## START INFORMATION GIVEN

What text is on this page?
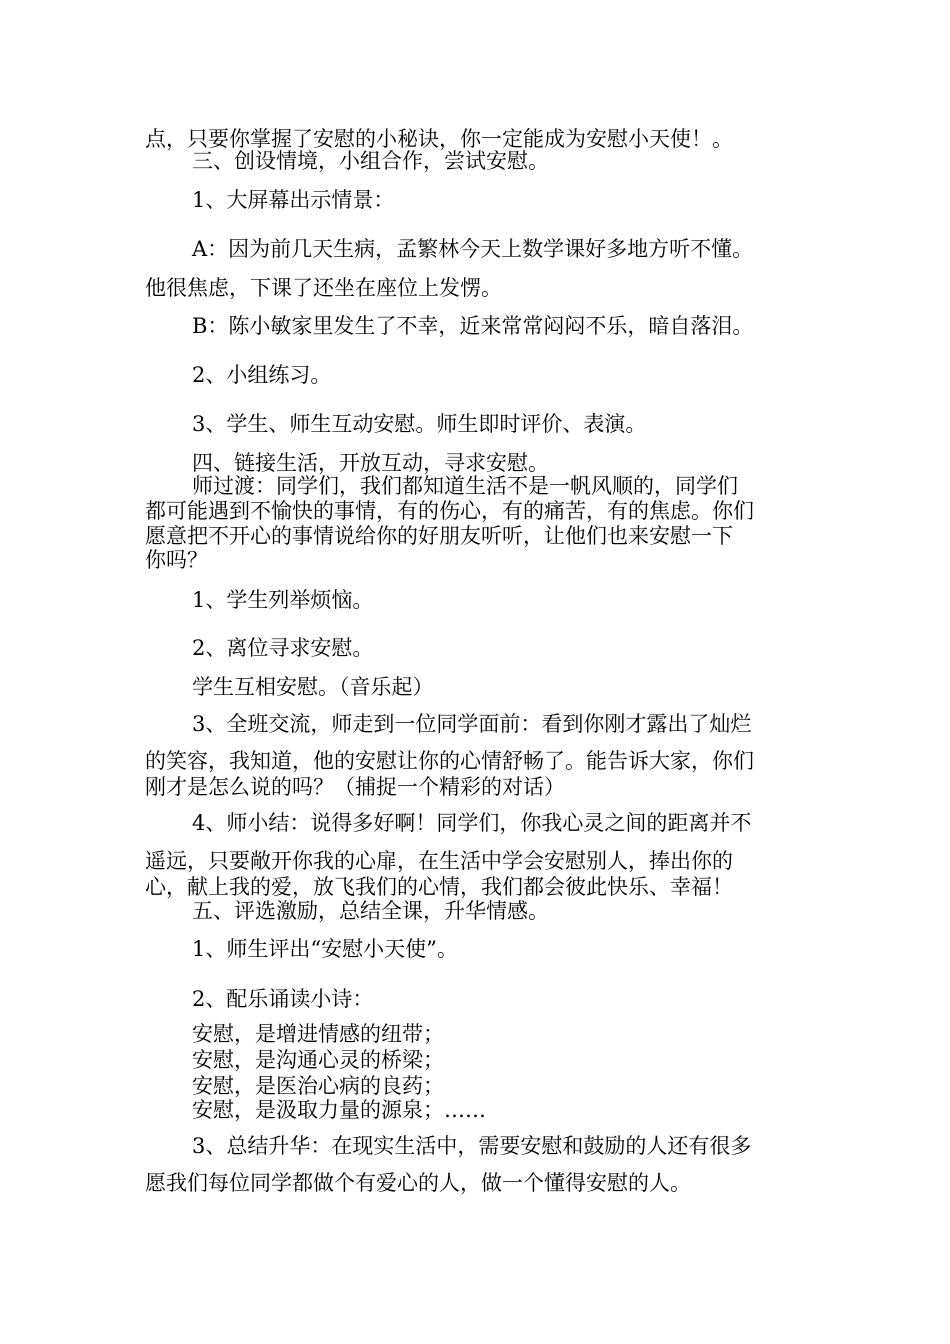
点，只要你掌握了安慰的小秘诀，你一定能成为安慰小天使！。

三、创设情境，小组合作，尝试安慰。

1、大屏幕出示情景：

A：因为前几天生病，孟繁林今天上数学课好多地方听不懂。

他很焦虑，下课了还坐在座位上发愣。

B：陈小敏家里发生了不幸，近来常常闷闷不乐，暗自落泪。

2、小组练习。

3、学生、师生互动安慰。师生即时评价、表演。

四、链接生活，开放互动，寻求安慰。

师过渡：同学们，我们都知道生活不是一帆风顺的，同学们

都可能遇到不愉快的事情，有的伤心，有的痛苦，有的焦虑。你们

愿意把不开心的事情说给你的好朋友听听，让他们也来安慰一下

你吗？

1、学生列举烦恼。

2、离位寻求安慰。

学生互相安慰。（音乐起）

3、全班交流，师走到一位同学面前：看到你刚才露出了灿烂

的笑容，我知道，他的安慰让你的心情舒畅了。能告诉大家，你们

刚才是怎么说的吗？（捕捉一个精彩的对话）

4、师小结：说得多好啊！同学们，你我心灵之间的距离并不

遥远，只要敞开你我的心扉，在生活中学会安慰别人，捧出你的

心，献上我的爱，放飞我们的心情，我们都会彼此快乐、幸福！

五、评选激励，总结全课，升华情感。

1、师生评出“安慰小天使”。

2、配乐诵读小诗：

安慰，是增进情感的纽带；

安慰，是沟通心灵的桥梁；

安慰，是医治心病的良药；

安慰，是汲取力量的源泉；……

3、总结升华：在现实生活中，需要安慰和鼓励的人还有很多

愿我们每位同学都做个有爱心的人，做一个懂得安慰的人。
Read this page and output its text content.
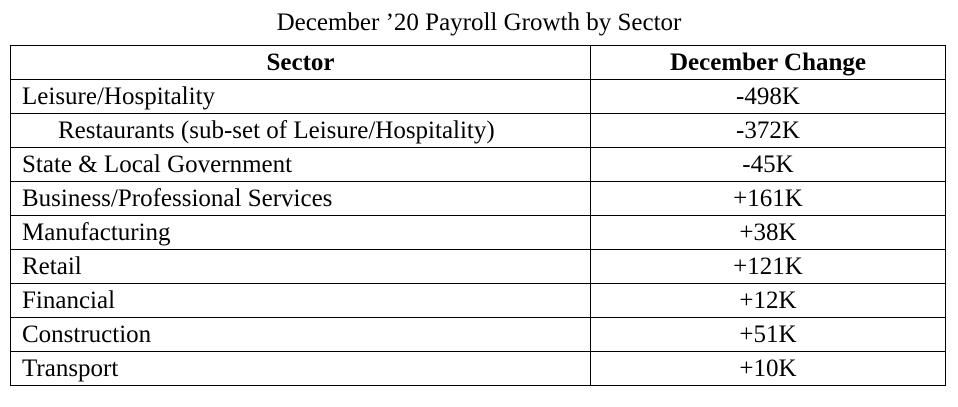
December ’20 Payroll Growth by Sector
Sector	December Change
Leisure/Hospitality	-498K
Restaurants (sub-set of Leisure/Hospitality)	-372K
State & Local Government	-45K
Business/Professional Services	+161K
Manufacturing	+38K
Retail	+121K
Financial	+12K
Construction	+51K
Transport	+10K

## END INFORMATION GIVEN

● **REQUIREMENTS**: Repeat the records above exactly, leaving out any pictures they contain.

● **ANSWER TO THIS EXERCISE**:
What text is on this page?
点，只要你掌握了安慰的小秘诀，你一定能成为安慰小天使！。

三、创设情境，小组合作，尝试安慰。

1、大屏幕出示情景：

A：因为前几天生病，孟繁林今天上数学课好多地方听不懂。

他很焦虑，下课了还坐在座位上发愣。

B：陈小敏家里发生了不幸，近来常常闷闷不乐，暗自落泪。

2、小组练习。

3、学生、师生互动安慰。师生即时评价、表演。

四、链接生活，开放互动，寻求安慰。

师过渡：同学们，我们都知道生活不是一帆风顺的，同学们

都可能遇到不愉快的事情，有的伤心，有的痛苦，有的焦虑。你们

愿意把不开心的事情说给你的好朋友听听，让他们也来安慰一下

你吗？

1、学生列举烦恼。

2、离位寻求安慰。

学生互相安慰。（音乐起）

3、全班交流，师走到一位同学面前：看到你刚才露出了灿烂

的笑容，我知道，他的安慰让你的心情舒畅了。能告诉大家，你们

刚才是怎么说的吗？（捕捉一个精彩的对话）

4、师小结：说得多好啊！同学们，你我心灵之间的距离并不

遥远，只要敞开你我的心扉，在生活中学会安慰别人，捧出你的

心，献上我的爱，放飞我们的心情，我们都会彼此快乐、幸福！

五、评选激励，总结全课，升华情感。

1、师生评出“安慰小天使”。

2、配乐诵读小诗：

安慰，是增进情感的纽带；

安慰，是沟通心灵的桥梁；

安慰，是医治心病的良药；

安慰，是汲取力量的源泉；……

3、总结升华：在现实生活中，需要安慰和鼓励的人还有很多

愿我们每位同学都做个有爱心的人，做一个懂得安慰的人。
Read this page and output its text content.
December ’20 Payroll Growth by Sector
Sector	December Change
Leisure/Hospitality	-498K
Restaurants (sub-set of Leisure/Hospitality)	-372K
State & Local Government	-45K
Business/Professional Services	+161K
Manufacturing	+38K
Retail	+121K
Financial	+12K
Construction	+51K
Transport	+10K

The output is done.